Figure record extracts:
:::
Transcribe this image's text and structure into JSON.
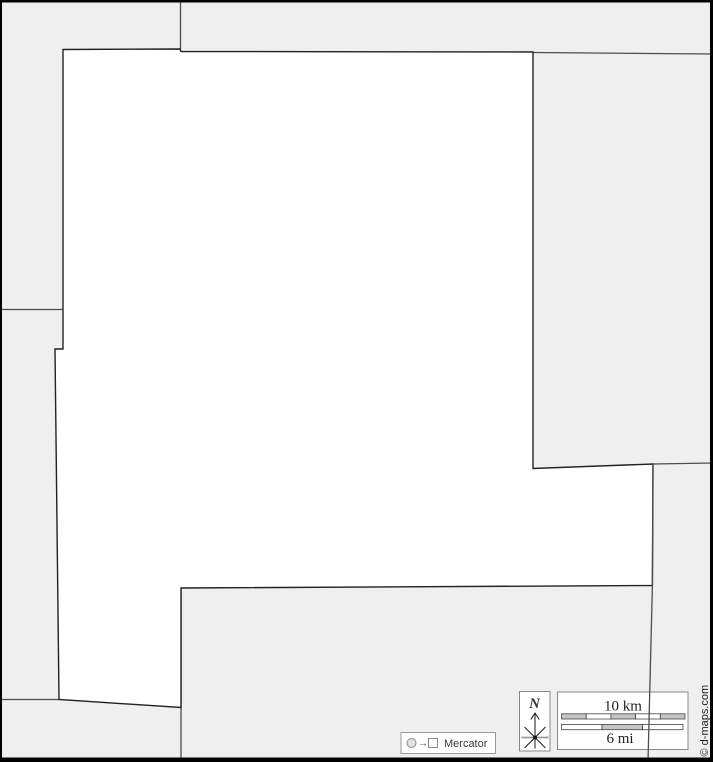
{
  "map": {
    "width": 713,
    "height": 762,
    "colors": {
      "neighbor_fill": "#efefef",
      "subject_fill": "#ffffff",
      "border_line": "#4d4d4d",
      "subject_outline": "#222222",
      "frame": "#000000",
      "box_fill": "#ffffff",
      "box_border": "#888888",
      "scale_segment_gray": "#c4c4c4",
      "text_dark": "#222222"
    },
    "subject_region": {
      "name": "highlighted-area",
      "points": "63,49.5 180,49 181,51.5 533,52 533,468.5 653,464 652.4,585.5 181,588 181,707.5 59,699.5 55,349 63,349"
    },
    "neighbor_borders": [
      {
        "name": "border-topleft-vertical",
        "points": "180.5,2 180.5,49.5",
        "overlay": false
      },
      {
        "name": "border-left-horizontal",
        "points": "0,309.5 63,309.5",
        "overlay": false
      },
      {
        "name": "border-topright-horizontal",
        "points": "533,52.5 713,54",
        "overlay": false
      },
      {
        "name": "border-right-slant",
        "points": "653,464 713,463",
        "overlay": false
      },
      {
        "name": "border-bottomleft-horizontal",
        "points": "0,699.5 59,699.5",
        "overlay": false
      },
      {
        "name": "border-bottom-vertical-left",
        "points": "181,588 181,762",
        "overlay": false
      },
      {
        "name": "border-bottom-vertical-right",
        "points": "653,464 652.4,585.5 648,762",
        "overlay": true
      }
    ]
  },
  "north_indicator": {
    "label": "N"
  },
  "scale_bar": {
    "km_label": "10 km",
    "mi_label": "6 mi",
    "km_bar": {
      "x": 561.5,
      "y": 713.8,
      "h": 5.2,
      "seg_w": 24.7,
      "fills": [
        "gray",
        "white",
        "gray",
        "white",
        "gray"
      ]
    },
    "mi_bar": {
      "x": 561.5,
      "y": 724.5,
      "h": 5.2,
      "seg_w": 40.5,
      "fills": [
        "white",
        "gray",
        "white"
      ]
    }
  },
  "projection_badge": {
    "label": "Mercator",
    "arrow": "→"
  },
  "copyright": {
    "text": "© d-maps.com"
  }
}
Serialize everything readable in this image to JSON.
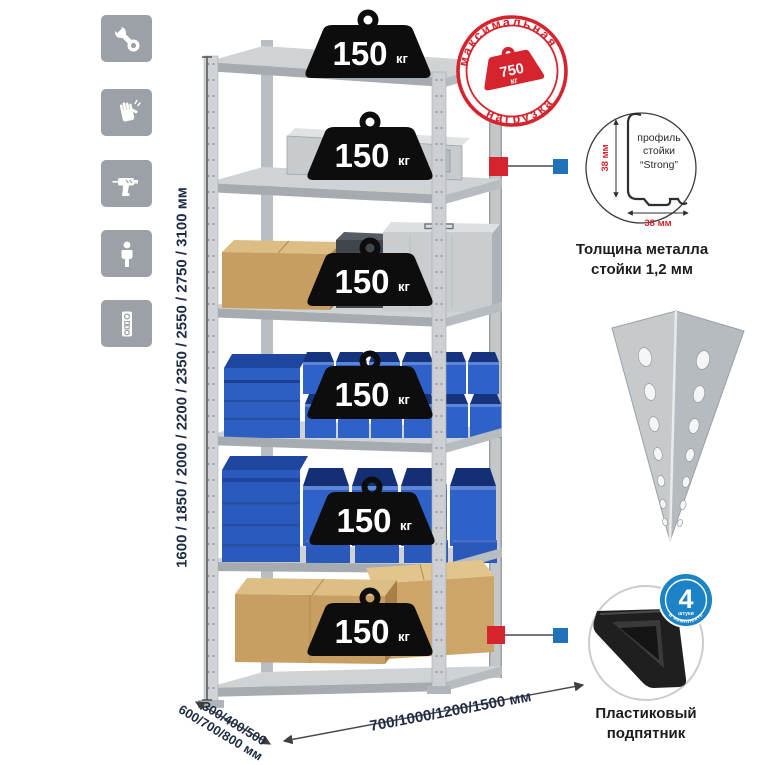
{
  "window": {
    "width": 765,
    "height": 765,
    "background": "#ffffff"
  },
  "feature_icons": [
    {
      "name": "wrench-icon"
    },
    {
      "name": "gloves-icon"
    },
    {
      "name": "drill-icon"
    },
    {
      "name": "person-icon"
    },
    {
      "name": "level-icon"
    }
  ],
  "rack": {
    "shelf_count": 6,
    "shelves": [
      {
        "load_value": "150",
        "load_unit": "кг"
      },
      {
        "load_value": "150",
        "load_unit": "кг"
      },
      {
        "load_value": "150",
        "load_unit": "кг"
      },
      {
        "load_value": "150",
        "load_unit": "кг"
      },
      {
        "load_value": "150",
        "load_unit": "кг"
      },
      {
        "load_value": "150",
        "load_unit": "кг"
      }
    ]
  },
  "stamp": {
    "top_text": "максимальная",
    "bottom_text": "нагрузка",
    "value": "750",
    "unit": "кг",
    "color": "#d5242e"
  },
  "dims": {
    "height_label": "1600 / 1850 / 2000 / 2200 / 2350 / 2550 / 2750 / 3100 мм",
    "depth_line1": "300/400/500",
    "depth_line2": "600/700/800 мм",
    "width_label": "700/1000/1200/1500 мм",
    "text_color": "#1f2c45"
  },
  "profile": {
    "vertical_dim": "38 мм",
    "horizontal_dim": "38 мм",
    "label_lines": [
      "профиль",
      "стойки",
      "“Strong”"
    ],
    "caption_line1": "Толщина металла",
    "caption_line2": "стойки 1,2 мм"
  },
  "foot": {
    "badge_value": "4",
    "badge_small": "штуки",
    "badge_arc": "в комплекте",
    "badge_color": "#1b83c6",
    "caption_line1": "Пластиковый",
    "caption_line2": "подпятник"
  },
  "colors": {
    "marker_red": "#d5242e",
    "marker_blue": "#2173b9",
    "bin_blue": "#2e62c8",
    "steel_gray": "#ccd0d3",
    "cardboard": "#c89f63",
    "icon_gray": "#9ba1a6"
  }
}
:::
→ **Exercise task**: Skip the pictures and transcribe the rest of the records exactly.

→ **The completed task**:
Transcribe this image's text and structure into JSON.
{
  "map": {
    "width": 713,
    "height": 762,
    "colors": {
      "neighbor_fill": "#efefef",
      "subject_fill": "#ffffff",
      "border_line": "#4d4d4d",
      "subject_outline": "#222222",
      "frame": "#000000",
      "box_fill": "#ffffff",
      "box_border": "#888888",
      "scale_segment_gray": "#c4c4c4",
      "text_dark": "#222222"
    },
    "subject_region": {
      "name": "highlighted-area",
      "points": "63,49.5 180,49 181,51.5 533,52 533,468.5 653,464 652.4,585.5 181,588 181,707.5 59,699.5 55,349 63,349"
    },
    "neighbor_borders": [
      {
        "name": "border-topleft-vertical",
        "points": "180.5,2 180.5,49.5",
        "overlay": false
      },
      {
        "name": "border-left-horizontal",
        "points": "0,309.5 63,309.5",
        "overlay": false
      },
      {
        "name": "border-topright-horizontal",
        "points": "533,52.5 713,54",
        "overlay": false
      },
      {
        "name": "border-right-slant",
        "points": "653,464 713,463",
        "overlay": false
      },
      {
        "name": "border-bottomleft-horizontal",
        "points": "0,699.5 59,699.5",
        "overlay": false
      },
      {
        "name": "border-bottom-vertical-left",
        "points": "181,588 181,762",
        "overlay": false
      },
      {
        "name": "border-bottom-vertical-right",
        "points": "653,464 652.4,585.5 648,762",
        "overlay": true
      }
    ]
  },
  "north_indicator": {
    "label": "N"
  },
  "scale_bar": {
    "km_label": "10 km",
    "mi_label": "6 mi",
    "km_bar": {
      "x": 561.5,
      "y": 713.8,
      "h": 5.2,
      "seg_w": 24.7,
      "fills": [
        "gray",
        "white",
        "gray",
        "white",
        "gray"
      ]
    },
    "mi_bar": {
      "x": 561.5,
      "y": 724.5,
      "h": 5.2,
      "seg_w": 40.5,
      "fills": [
        "white",
        "gray",
        "white"
      ]
    }
  },
  "projection_badge": {
    "label": "Mercator",
    "arrow": "→"
  },
  "copyright": {
    "text": "© d-maps.com"
  }
}
Serialize everything readable in this image to JSON.
{
  "window": {
    "width": 765,
    "height": 765,
    "background": "#ffffff"
  },
  "feature_icons": [
    {
      "name": "wrench-icon"
    },
    {
      "name": "gloves-icon"
    },
    {
      "name": "drill-icon"
    },
    {
      "name": "person-icon"
    },
    {
      "name": "level-icon"
    }
  ],
  "rack": {
    "shelf_count": 6,
    "shelves": [
      {
        "load_value": "150",
        "load_unit": "кг"
      },
      {
        "load_value": "150",
        "load_unit": "кг"
      },
      {
        "load_value": "150",
        "load_unit": "кг"
      },
      {
        "load_value": "150",
        "load_unit": "кг"
      },
      {
        "load_value": "150",
        "load_unit": "кг"
      },
      {
        "load_value": "150",
        "load_unit": "кг"
      }
    ]
  },
  "stamp": {
    "top_text": "максимальная",
    "bottom_text": "нагрузка",
    "value": "750",
    "unit": "кг",
    "color": "#d5242e"
  },
  "dims": {
    "height_label": "1600 / 1850 / 2000 / 2200 / 2350 / 2550 / 2750 / 3100 мм",
    "depth_line1": "300/400/500",
    "depth_line2": "600/700/800 мм",
    "width_label": "700/1000/1200/1500 мм",
    "text_color": "#1f2c45"
  },
  "profile": {
    "vertical_dim": "38 мм",
    "horizontal_dim": "38 мм",
    "label_lines": [
      "профиль",
      "стойки",
      "“Strong”"
    ],
    "caption_line1": "Толщина металла",
    "caption_line2": "стойки 1,2 мм"
  },
  "foot": {
    "badge_value": "4",
    "badge_small": "штуки",
    "badge_arc": "в комплекте",
    "badge_color": "#1b83c6",
    "caption_line1": "Пластиковый",
    "caption_line2": "подпятник"
  },
  "colors": {
    "marker_red": "#d5242e",
    "marker_blue": "#2173b9",
    "bin_blue": "#2e62c8",
    "steel_gray": "#ccd0d3",
    "cardboard": "#c89f63",
    "icon_gray": "#9ba1a6"
  }
}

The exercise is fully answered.